▶ [WHAT THE TASK ASKS]
Update the records below by changing every "year-label" to "x-tick-label" and keeping everything else the same. Leave the pictures out of your answer.

[START DATASET RECORDS]

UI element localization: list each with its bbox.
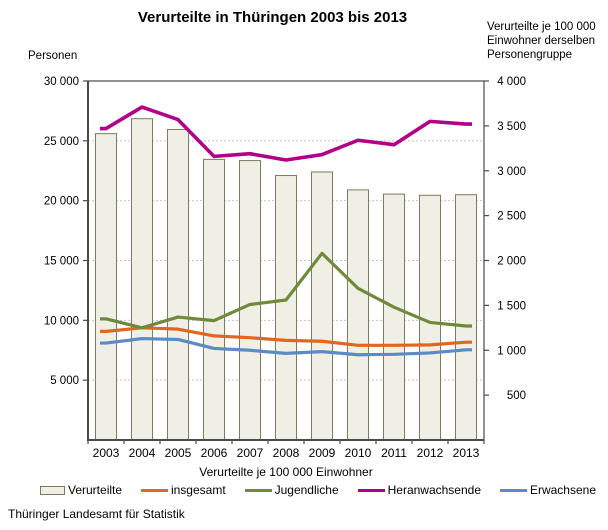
bar-2006 [202,158,226,441]
right-tick-label: 1 000 [497,345,526,357]
bar-2007 [238,160,262,441]
year-label: 2005 [165,446,192,460]
year-label: 2007 [237,446,264,460]
legend-item-Heranwachsende: Heranwachsende [357,483,482,497]
legend-label: Erwachsene [529,483,596,497]
year-label: 2006 [201,446,228,460]
x-axis-title: Verurteilte je 100 000 Einwohner [199,465,373,479]
year-label: 2010 [345,446,372,460]
legend-swatch-bar [40,485,65,495]
right-tick-label: 500 [507,390,526,402]
legend-item-Jugendliche: Jugendliche [244,483,339,497]
legend-item-insgesamt: insgesamt [140,483,226,497]
year-label: 2011 [381,446,407,460]
right-tick-label: 4 000 [497,76,526,88]
legend-label: insgesamt [170,483,226,497]
year-label: 2003 [93,446,120,460]
legend-swatch-line [244,488,272,492]
legend-label: Verurteilte [68,483,123,497]
legend-swatch-line [357,488,385,492]
right-axis-unit-label: Verurteilte je 100 000 Einwohner derselb… [487,21,596,61]
year-label: 2012 [417,446,444,460]
line-Erwachsene [100,336,472,357]
right-tick-label: 3 500 [497,121,526,133]
year-label: 2009 [309,446,336,460]
right-tick-label: 2 000 [497,256,526,268]
bar-2008 [274,175,298,441]
year-label: 2008 [273,446,300,460]
legend-swatch-line [499,488,527,492]
legend-label: Heranwachsende [387,483,482,497]
right-tick-label: 1 500 [497,300,526,312]
source-note: Thüringer Landesamt für Statistik [8,507,185,521]
legend-item-Erwachsene: Erwachsene [499,483,596,497]
bar-2004 [130,118,154,441]
right-tick-label: 3 000 [497,166,526,178]
left-tick-label: 20 000 [44,196,79,208]
left-tick-label: 5 000 [50,375,79,387]
chart-title: Verurteilte in Thüringen 2003 bis 2013 [137,9,408,26]
left-axis-unit-label: Personen [28,50,78,62]
legend-item-Verurteilte: Verurteilte [40,483,122,497]
bar-2010 [346,189,370,441]
right-tick-label: 2 500 [497,211,526,223]
left-tick-label: 25 000 [44,136,79,148]
left-tick-label: 15 000 [44,256,79,268]
line-Heranwachsende [100,105,472,162]
left-tick-label: 30 000 [44,76,79,88]
year-label: 2004 [129,446,156,460]
legend-label: Jugendliche [274,483,339,497]
year-label: 2013 [453,446,480,460]
bar-2011 [382,193,406,441]
line-Jugendliche [100,251,472,330]
bar-2009 [310,171,334,441]
legend-swatch-line [140,488,168,492]
left-tick-label: 10 000 [44,315,79,327]
bar-2003 [94,133,118,441]
bar-2005 [166,128,190,441]
legend: Verurteilte insgesamt Jugendliche Heranwach… [40,482,596,498]
bar-2013 [454,194,478,441]
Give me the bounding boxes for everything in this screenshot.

[END DATASET RECORDS]

▶ [SOLUTION TO THIS EXERCISE]
UI element localization: list each with its bbox.
bar-2006 [202,158,226,441]
right-tick-label: 1 000 [497,345,526,357]
bar-2007 [238,160,262,441]
x-tick-label: 2005 [165,446,192,460]
x-tick-label: 2007 [237,446,264,460]
legend-item-Heranwachsende: Heranwachsende [357,483,482,497]
legend-label: Erwachsene [529,483,596,497]
x-tick-label: 2006 [201,446,228,460]
x-axis-title: Verurteilte je 100 000 Einwohner [199,465,373,479]
x-tick-label: 2010 [345,446,372,460]
legend-swatch-bar [40,485,65,495]
right-tick-label: 500 [507,390,526,402]
legend-item-Jugendliche: Jugendliche [244,483,339,497]
legend-item-insgesamt: insgesamt [140,483,226,497]
x-tick-label: 2011 [381,446,407,460]
right-tick-label: 4 000 [497,76,526,88]
legend-label: insgesamt [170,483,226,497]
x-tick-label: 2003 [93,446,120,460]
legend-swatch-line [244,488,272,492]
legend-label: Verurteilte [68,483,123,497]
legend-swatch-line [357,488,385,492]
right-axis-unit-label: Verurteilte je 100 000 Einwohner derselb… [487,21,596,61]
x-tick-label: 2012 [417,446,444,460]
line-Erwachsene [100,336,472,357]
right-tick-label: 3 500 [497,121,526,133]
x-tick-label: 2009 [309,446,336,460]
right-tick-label: 2 000 [497,256,526,268]
bar-2008 [274,175,298,441]
x-tick-label: 2008 [273,446,300,460]
legend-swatch-line [499,488,527,492]
legend-label: Heranwachsende [387,483,482,497]
right-tick-label: 1 500 [497,300,526,312]
source-note: Thüringer Landesamt für Statistik [8,507,185,521]
legend-item-Erwachsene: Erwachsene [499,483,596,497]
bar-2004 [130,118,154,441]
right-tick-label: 3 000 [497,166,526,178]
left-tick-label: 20 000 [44,196,79,208]
left-tick-label: 5 000 [50,375,79,387]
chart-title: Verurteilte in Thüringen 2003 bis 2013 [137,9,408,26]
left-axis-unit-label: Personen [28,50,78,62]
legend-item-Verurteilte: Verurteilte [40,483,122,497]
bar-2010 [346,189,370,441]
right-tick-label: 2 500 [497,211,526,223]
left-tick-label: 25 000 [44,136,79,148]
left-tick-label: 15 000 [44,256,79,268]
line-Heranwachsende [100,105,472,162]
left-tick-label: 30 000 [44,76,79,88]
x-tick-label: 2004 [129,446,156,460]
legend-label: Jugendliche [274,483,339,497]
x-tick-label: 2013 [453,446,480,460]
bar-2011 [382,193,406,441]
line-Jugendliche [100,251,472,330]
bar-2009 [310,171,334,441]
legend-swatch-line [140,488,168,492]
left-tick-label: 10 000 [44,315,79,327]
bar-2003 [94,133,118,441]
bar-2005 [166,128,190,441]
legend: Verurteilte insgesamt Jugendliche Heranwach… [40,482,596,498]
bar-2013 [454,194,478,441]
Give me the bounding boxes for everything in this screenshot.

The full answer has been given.